PROBLEM STATEMENT: Return all lines with the word "CODE" in them.

━━━━━━━━

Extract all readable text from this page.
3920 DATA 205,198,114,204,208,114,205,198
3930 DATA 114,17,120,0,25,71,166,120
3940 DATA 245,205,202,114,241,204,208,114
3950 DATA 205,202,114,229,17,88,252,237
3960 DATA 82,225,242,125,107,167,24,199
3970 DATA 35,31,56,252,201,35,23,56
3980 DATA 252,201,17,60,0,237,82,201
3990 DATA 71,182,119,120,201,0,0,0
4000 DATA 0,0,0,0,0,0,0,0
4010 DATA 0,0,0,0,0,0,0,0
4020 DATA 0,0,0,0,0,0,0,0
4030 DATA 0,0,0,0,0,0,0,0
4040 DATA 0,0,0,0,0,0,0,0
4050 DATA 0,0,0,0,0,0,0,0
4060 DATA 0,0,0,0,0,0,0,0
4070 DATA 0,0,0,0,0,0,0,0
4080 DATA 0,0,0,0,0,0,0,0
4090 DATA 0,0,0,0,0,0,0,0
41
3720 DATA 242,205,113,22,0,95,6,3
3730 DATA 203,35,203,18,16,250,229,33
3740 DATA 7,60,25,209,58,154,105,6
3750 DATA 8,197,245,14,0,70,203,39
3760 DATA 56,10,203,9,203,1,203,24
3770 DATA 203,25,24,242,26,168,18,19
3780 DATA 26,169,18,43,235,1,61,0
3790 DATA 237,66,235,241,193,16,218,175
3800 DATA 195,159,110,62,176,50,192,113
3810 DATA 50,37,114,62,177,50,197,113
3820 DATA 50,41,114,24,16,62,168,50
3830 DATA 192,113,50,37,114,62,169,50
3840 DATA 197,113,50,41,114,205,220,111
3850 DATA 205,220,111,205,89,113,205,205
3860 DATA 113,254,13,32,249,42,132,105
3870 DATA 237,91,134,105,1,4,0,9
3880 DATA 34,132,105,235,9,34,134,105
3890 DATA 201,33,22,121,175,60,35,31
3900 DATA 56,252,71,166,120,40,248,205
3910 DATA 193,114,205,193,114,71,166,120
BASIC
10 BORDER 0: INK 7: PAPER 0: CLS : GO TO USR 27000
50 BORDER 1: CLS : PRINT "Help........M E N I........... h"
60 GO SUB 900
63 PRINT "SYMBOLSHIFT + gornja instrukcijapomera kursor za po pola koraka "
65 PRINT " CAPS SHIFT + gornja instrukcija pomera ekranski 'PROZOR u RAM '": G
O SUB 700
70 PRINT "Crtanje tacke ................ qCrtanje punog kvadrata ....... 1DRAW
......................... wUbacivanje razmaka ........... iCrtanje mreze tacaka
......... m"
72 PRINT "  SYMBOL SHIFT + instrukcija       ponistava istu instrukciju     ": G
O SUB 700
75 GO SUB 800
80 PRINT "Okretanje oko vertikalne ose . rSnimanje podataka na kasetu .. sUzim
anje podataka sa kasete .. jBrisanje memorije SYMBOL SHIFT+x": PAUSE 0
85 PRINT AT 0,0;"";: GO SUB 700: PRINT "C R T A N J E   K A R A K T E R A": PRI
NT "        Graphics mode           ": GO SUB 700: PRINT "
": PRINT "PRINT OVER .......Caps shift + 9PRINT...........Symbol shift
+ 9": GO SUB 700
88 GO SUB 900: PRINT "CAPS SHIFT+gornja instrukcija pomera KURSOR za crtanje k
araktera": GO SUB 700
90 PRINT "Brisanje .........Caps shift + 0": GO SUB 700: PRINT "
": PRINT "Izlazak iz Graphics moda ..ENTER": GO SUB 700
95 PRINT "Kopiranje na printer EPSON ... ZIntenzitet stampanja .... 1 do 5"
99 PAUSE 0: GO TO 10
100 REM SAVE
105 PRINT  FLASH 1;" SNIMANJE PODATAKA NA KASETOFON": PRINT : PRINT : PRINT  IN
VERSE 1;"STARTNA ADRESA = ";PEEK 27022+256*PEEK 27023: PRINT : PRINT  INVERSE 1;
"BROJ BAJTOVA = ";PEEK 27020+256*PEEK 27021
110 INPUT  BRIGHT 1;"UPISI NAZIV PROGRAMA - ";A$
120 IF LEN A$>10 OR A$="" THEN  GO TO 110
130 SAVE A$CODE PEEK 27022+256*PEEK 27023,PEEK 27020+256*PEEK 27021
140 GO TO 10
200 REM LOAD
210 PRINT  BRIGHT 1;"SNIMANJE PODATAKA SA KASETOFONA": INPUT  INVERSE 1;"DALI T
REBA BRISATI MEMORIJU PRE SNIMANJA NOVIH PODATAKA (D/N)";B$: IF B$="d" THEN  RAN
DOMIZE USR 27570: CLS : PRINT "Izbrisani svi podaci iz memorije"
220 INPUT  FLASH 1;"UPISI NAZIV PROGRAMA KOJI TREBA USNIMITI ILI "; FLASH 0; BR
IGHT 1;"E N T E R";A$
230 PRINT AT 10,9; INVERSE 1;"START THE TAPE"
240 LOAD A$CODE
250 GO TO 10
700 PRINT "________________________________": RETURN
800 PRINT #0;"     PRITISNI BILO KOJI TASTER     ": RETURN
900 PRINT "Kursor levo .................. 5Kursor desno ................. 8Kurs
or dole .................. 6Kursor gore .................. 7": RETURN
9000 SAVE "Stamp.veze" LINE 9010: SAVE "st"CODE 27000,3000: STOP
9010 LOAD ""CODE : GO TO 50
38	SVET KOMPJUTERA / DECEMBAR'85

━━━━━━━━

EXERCISE ANSWER:
130 SAVE A$CODE PEEK 27022+256*PEEK 27023,PEEK 27020+256*PEEK 27021
240 LOAD A$CODE
9000 SAVE "Stamp.veze" LINE 9010: SAVE "st"CODE 27000,3000: STOP
9010 LOAD ""CODE : GO TO 50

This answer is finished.